### What you will do
Swap "chart-title" for "panel-title" in everything from the line containing "point-label-ome: p-OMe (109, 1043, 156, 1060)" down to the line containing "x-tick-label: -0.3 (349, 362, 370, 376)". Write out only those lines, with nothing else changed.

### Records to process

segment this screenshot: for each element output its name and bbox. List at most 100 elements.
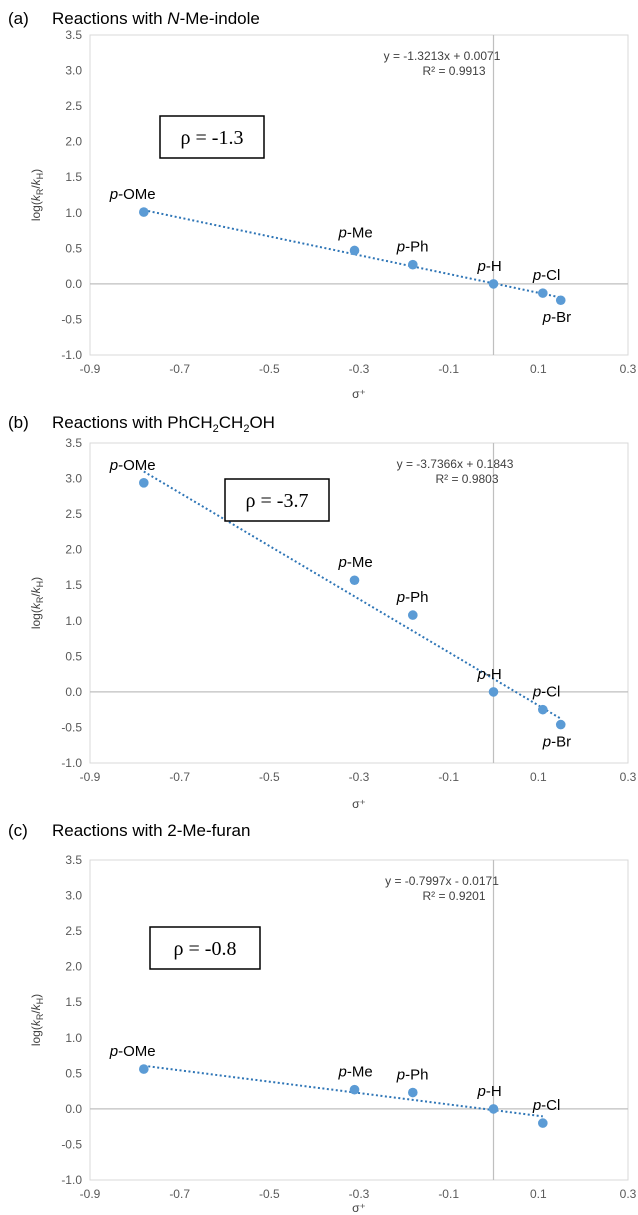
point-label-ome: p-OMe (109, 1043, 156, 1060)
point-label-ph: p-Ph (396, 589, 429, 606)
x-tick-label: -0.7 (169, 770, 190, 784)
point-label-ph: p-Ph (396, 1067, 429, 1084)
rho-box (149, 926, 261, 970)
data-point-br (555, 719, 566, 730)
y-tick-label: 1.0 (65, 206, 82, 220)
chart-title: Reactions with N-Me-indole (52, 9, 260, 28)
y-tick-label: -1.0 (61, 756, 82, 770)
y-axis-title: log(kR/kH) (29, 577, 45, 629)
y-tick-label: 3.5 (65, 28, 82, 42)
rho-box (159, 115, 265, 159)
chart-panel-c: (c) Reactions with 2-Me-furan -1.0 -0.5 0.0 0… (8, 821, 637, 1215)
panel-letter: (b) (8, 413, 29, 432)
data-point-ph (408, 1087, 418, 1098)
point-label-br: p-Br (542, 734, 571, 751)
x-axis-title: σ⁺ (352, 1201, 366, 1215)
x-tick-label: 0.1 (530, 1187, 547, 1201)
point-label-me: p-Me (338, 554, 373, 571)
x-tick-label: -0.9 (80, 1187, 101, 1201)
point-label-br: p-Br (542, 309, 571, 326)
x-tick-label: -0.5 (259, 362, 280, 376)
chart-title: Reactions with PhCH2CH2OH (52, 413, 275, 435)
panel-letter: (a) (8, 9, 29, 28)
data-point-cl (538, 288, 548, 298)
y-tick-label: 2.5 (65, 99, 82, 113)
x-tick-label: -0.1 (438, 770, 459, 784)
y-tick-label: 1.0 (65, 1031, 82, 1045)
data-point-h (488, 279, 499, 289)
data-point-cl (538, 1118, 548, 1128)
y-tick-label: 3.0 (65, 64, 82, 78)
y-axis-title: log(kR/kH) (29, 169, 45, 221)
rho-value: ρ = -1.3 (181, 127, 244, 149)
x-tick-label: -0.3 (349, 362, 370, 376)
trendline-equation: y = -3.7366x + 0.1843 (397, 457, 514, 471)
point-label-me: p-Me (338, 224, 373, 241)
data-point-h (488, 687, 499, 697)
y-tick-label: 0.5 (65, 1066, 82, 1080)
point-label-ph: p-Ph (396, 239, 429, 256)
point-label-ome: p-OMe (109, 457, 156, 474)
x-tick-label: -0.7 (169, 362, 190, 376)
trendline-equation: y = -1.3213x + 0.0071 (384, 49, 501, 63)
x-tick-label: 0.3 (620, 362, 637, 376)
point-label-h: p-H (477, 258, 502, 275)
plot-area (89, 859, 629, 1181)
rho-value: ρ = -3.7 (246, 490, 309, 512)
x-tick-label: -0.1 (438, 1187, 459, 1201)
data-point-ome (139, 478, 149, 488)
data-point-ph (408, 259, 418, 270)
data-point-ome (139, 1064, 149, 1074)
y-tick-label: 3.0 (65, 889, 82, 903)
y-tick-label: 3.0 (65, 472, 82, 486)
point-label-cl: p-Cl (532, 684, 561, 701)
data-point-ph (408, 610, 418, 620)
chart-panel-a: (a) Reactions with N-Me-indole -1.0 -0.5 0.0… (8, 9, 637, 401)
r-squared: R² = 0.9803 (435, 472, 498, 486)
point-label-me: p-Me (338, 1064, 373, 1081)
x-tick-label: -0.3 (349, 1187, 370, 1201)
x-tick-label: -0.9 (80, 362, 101, 376)
r-squared: R² = 0.9913 (422, 64, 485, 78)
point-label-cl: p-Cl (532, 267, 561, 284)
data-point-h (488, 1104, 499, 1114)
y-tick-label: 1.0 (65, 614, 82, 628)
x-tick-label: -0.9 (80, 770, 101, 784)
y-tick-label: 0.0 (65, 685, 82, 699)
data-point-cl (538, 704, 548, 715)
y-tick-label: 3.5 (65, 853, 82, 867)
y-tick-label: -0.5 (61, 312, 82, 326)
point-label-ome: p-OMe (109, 186, 156, 203)
x-axis-title: σ⁺ (352, 387, 366, 401)
y-tick-label: -0.5 (61, 720, 82, 734)
x-tick-label: -0.5 (259, 770, 280, 784)
chart-panel-b: (b) Reactions with PhCH2CH2OH -1.0 -0.5 0.0 0… (8, 413, 637, 811)
y-axis-title: log(kR/kH) (29, 994, 45, 1046)
y-tick-label: 2.0 (65, 135, 82, 149)
x-tick-label: -0.3 (349, 770, 370, 784)
chart-title: Reactions with 2-Me-furan (52, 821, 250, 840)
y-tick-label: -1.0 (61, 1173, 82, 1187)
y-tick-label: 0.5 (65, 241, 82, 255)
x-tick-label: -0.1 (438, 362, 459, 376)
y-tick-label: -0.5 (61, 1137, 82, 1151)
x-tick-label: 0.3 (620, 770, 637, 784)
plot-area (89, 34, 629, 356)
y-tick-label: 0.0 (65, 1102, 82, 1116)
rho-value: ρ = -0.8 (174, 938, 237, 960)
trendline-equation: y = -0.7997x - 0.0171 (385, 874, 499, 888)
data-point-me (349, 245, 360, 256)
y-tick-label: 2.0 (65, 960, 82, 974)
x-tick-label: 0.1 (530, 770, 547, 784)
y-tick-label: 2.0 (65, 543, 82, 557)
point-label-h: p-H (477, 1083, 502, 1100)
y-tick-label: 2.5 (65, 507, 82, 521)
data-point-br (555, 295, 566, 306)
y-tick-label: 1.5 (65, 170, 82, 184)
rho-box (224, 478, 330, 522)
x-axis-title: σ⁺ (352, 797, 366, 811)
y-tick-label: -1.0 (61, 348, 82, 362)
plot-area (89, 442, 629, 764)
data-point-ome (139, 207, 149, 217)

### Exercise output
point-label-ome: p-OMe (109, 1043, 156, 1060)
point-label-ph: p-Ph (396, 589, 429, 606)
x-tick-label: -0.7 (169, 770, 190, 784)
point-label-ph: p-Ph (396, 1067, 429, 1084)
rho-box (149, 926, 261, 970)
data-point-br (555, 719, 566, 730)
y-tick-label: 1.0 (65, 206, 82, 220)
panel-title: Reactions with N-Me-indole (52, 9, 260, 28)
y-tick-label: -1.0 (61, 756, 82, 770)
y-axis-title: log(kR/kH) (29, 577, 45, 629)
y-tick-label: 3.5 (65, 28, 82, 42)
rho-box (159, 115, 265, 159)
chart-panel-c: (c) Reactions with 2-Me-furan -1.0 -0.5 0.0 0… (8, 821, 637, 1215)
panel-letter: (b) (8, 413, 29, 432)
data-point-ph (408, 1087, 418, 1098)
point-label-br: p-Br (542, 734, 571, 751)
x-axis-title: σ⁺ (352, 1201, 366, 1215)
x-tick-label: 0.1 (530, 1187, 547, 1201)
point-label-me: p-Me (338, 554, 373, 571)
x-tick-label: -0.9 (80, 1187, 101, 1201)
point-label-br: p-Br (542, 309, 571, 326)
x-tick-label: -0.5 (259, 362, 280, 376)
panel-title: Reactions with PhCH2CH2OH (52, 413, 275, 435)
panel-letter: (a) (8, 9, 29, 28)
data-point-cl (538, 288, 548, 298)
y-tick-label: 2.5 (65, 99, 82, 113)
x-tick-label: -0.1 (438, 770, 459, 784)
y-tick-label: 1.0 (65, 1031, 82, 1045)
data-point-h (488, 279, 499, 289)
data-point-cl (538, 1118, 548, 1128)
y-tick-label: 3.0 (65, 64, 82, 78)
y-axis-title: log(kR/kH) (29, 169, 45, 221)
rho-value: ρ = -1.3 (181, 127, 244, 149)
x-tick-label: -0.3 (349, 362, 370, 376)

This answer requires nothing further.